Your task is to extract every line from the material below exactly.

Collected data:

* * * * * * * * *

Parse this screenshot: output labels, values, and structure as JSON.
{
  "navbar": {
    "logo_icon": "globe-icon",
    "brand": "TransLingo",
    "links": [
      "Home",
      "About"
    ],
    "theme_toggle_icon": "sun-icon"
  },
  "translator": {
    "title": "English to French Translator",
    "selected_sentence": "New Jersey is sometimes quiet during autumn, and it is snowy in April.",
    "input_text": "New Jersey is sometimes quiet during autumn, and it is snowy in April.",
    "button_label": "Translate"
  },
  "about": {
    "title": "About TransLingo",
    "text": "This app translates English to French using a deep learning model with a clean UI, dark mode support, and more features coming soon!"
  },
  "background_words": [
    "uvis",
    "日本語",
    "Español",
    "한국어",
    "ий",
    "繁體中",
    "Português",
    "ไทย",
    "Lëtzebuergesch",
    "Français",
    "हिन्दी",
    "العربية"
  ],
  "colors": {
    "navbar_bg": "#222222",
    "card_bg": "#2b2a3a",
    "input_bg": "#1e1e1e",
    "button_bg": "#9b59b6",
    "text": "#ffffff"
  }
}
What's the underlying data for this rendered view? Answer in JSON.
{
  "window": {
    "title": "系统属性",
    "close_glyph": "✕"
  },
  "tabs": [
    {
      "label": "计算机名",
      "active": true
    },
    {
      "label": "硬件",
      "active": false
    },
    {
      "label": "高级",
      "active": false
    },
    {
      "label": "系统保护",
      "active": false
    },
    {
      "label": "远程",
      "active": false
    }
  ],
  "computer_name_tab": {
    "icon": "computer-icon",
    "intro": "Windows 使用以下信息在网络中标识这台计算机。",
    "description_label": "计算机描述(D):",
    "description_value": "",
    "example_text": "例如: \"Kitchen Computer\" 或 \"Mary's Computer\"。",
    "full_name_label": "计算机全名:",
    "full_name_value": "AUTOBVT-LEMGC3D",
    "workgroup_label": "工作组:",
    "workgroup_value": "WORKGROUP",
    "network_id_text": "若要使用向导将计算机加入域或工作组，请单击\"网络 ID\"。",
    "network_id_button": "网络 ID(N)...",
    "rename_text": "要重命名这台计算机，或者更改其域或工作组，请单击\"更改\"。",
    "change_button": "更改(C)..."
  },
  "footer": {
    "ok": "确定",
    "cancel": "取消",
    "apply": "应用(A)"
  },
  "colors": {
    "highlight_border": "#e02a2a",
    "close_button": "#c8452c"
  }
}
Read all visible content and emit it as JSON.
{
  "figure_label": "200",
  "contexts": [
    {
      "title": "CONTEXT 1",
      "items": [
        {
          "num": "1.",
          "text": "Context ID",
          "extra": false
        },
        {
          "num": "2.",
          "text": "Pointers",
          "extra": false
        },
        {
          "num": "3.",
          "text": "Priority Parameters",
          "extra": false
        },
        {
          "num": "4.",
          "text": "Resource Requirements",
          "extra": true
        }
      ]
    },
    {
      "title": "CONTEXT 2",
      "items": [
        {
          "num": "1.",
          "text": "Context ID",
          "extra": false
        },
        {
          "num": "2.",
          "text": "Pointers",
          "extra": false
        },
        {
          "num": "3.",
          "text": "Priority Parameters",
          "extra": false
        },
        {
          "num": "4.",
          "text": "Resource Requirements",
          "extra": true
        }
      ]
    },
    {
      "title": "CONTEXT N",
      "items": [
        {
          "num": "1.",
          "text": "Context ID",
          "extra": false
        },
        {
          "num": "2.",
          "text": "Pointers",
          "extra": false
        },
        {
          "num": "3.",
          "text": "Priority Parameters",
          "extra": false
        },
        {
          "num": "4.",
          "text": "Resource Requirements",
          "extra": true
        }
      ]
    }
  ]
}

* * * * * * * * *

● **Exercise solution**:
Parse this screenshot: output labels, values, and structure as JSON.
{
  "navbar": {
    "logo_icon": "globe-icon",
    "brand": "TransLingo",
    "links": [
      "Home",
      "About"
    ],
    "theme_toggle_icon": "sun-icon"
  },
  "translator": {
    "title": "English to French Translator",
    "selected_sentence": "New Jersey is sometimes quiet during autumn, and it is snowy in April.",
    "input_text": "New Jersey is sometimes quiet during autumn, and it is snowy in April.",
    "button_label": "Translate"
  },
  "about": {
    "title": "About TransLingo",
    "text": "This app translates English to French using a deep learning model with a clean UI, dark mode support, and more features coming soon!"
  },
  "background_words": [
    "uvis",
    "日本語",
    "Español",
    "한국어",
    "ий",
    "繁體中",
    "Português",
    "ไทย",
    "Lëtzebuergesch",
    "Français",
    "हिन्दी",
    "العربية"
  ],
  "colors": {
    "navbar_bg": "#222222",
    "card_bg": "#2b2a3a",
    "input_bg": "#1e1e1e",
    "button_bg": "#9b59b6",
    "text": "#ffffff"
  }
}
What's the underlying data for this rendered view? Answer in JSON.
{
  "window": {
    "title": "系统属性",
    "close_glyph": "✕"
  },
  "tabs": [
    {
      "label": "计算机名",
      "active": true
    },
    {
      "label": "硬件",
      "active": false
    },
    {
      "label": "高级",
      "active": false
    },
    {
      "label": "系统保护",
      "active": false
    },
    {
      "label": "远程",
      "active": false
    }
  ],
  "computer_name_tab": {
    "icon": "computer-icon",
    "intro": "Windows 使用以下信息在网络中标识这台计算机。",
    "description_label": "计算机描述(D):",
    "description_value": "",
    "example_text": "例如: \"Kitchen Computer\" 或 \"Mary's Computer\"。",
    "full_name_label": "计算机全名:",
    "full_name_value": "AUTOBVT-LEMGC3D",
    "workgroup_label": "工作组:",
    "workgroup_value": "WORKGROUP",
    "network_id_text": "若要使用向导将计算机加入域或工作组，请单击\"网络 ID\"。",
    "network_id_button": "网络 ID(N)...",
    "rename_text": "要重命名这台计算机，或者更改其域或工作组，请单击\"更改\"。",
    "change_button": "更改(C)..."
  },
  "footer": {
    "ok": "确定",
    "cancel": "取消",
    "apply": "应用(A)"
  },
  "colors": {
    "highlight_border": "#e02a2a",
    "close_button": "#c8452c"
  }
}
Read all visible content and emit it as JSON.
{
  "figure_label": "200",
  "contexts": [
    {
      "title": "CONTEXT 1",
      "items": [
        {
          "num": "1.",
          "text": "Context ID",
          "extra": false
        },
        {
          "num": "2.",
          "text": "Pointers",
          "extra": false
        },
        {
          "num": "3.",
          "text": "Priority Parameters",
          "extra": false
        },
        {
          "num": "4.",
          "text": "Resource Requirements",
          "extra": true
        }
      ]
    },
    {
      "title": "CONTEXT 2",
      "items": [
        {
          "num": "1.",
          "text": "Context ID",
          "extra": false
        },
        {
          "num": "2.",
          "text": "Pointers",
          "extra": false
        },
        {
          "num": "3.",
          "text": "Priority Parameters",
          "extra": false
        },
        {
          "num": "4.",
          "text": "Resource Requirements",
          "extra": true
        }
      ]
    },
    {
      "title": "CONTEXT N",
      "items": [
        {
          "num": "1.",
          "text": "Context ID",
          "extra": false
        },
        {
          "num": "2.",
          "text": "Pointers",
          "extra": false
        },
        {
          "num": "3.",
          "text": "Priority Parameters",
          "extra": false
        },
        {
          "num": "4.",
          "text": "Resource Requirements",
          "extra": true
        }
      ]
    }
  ]
}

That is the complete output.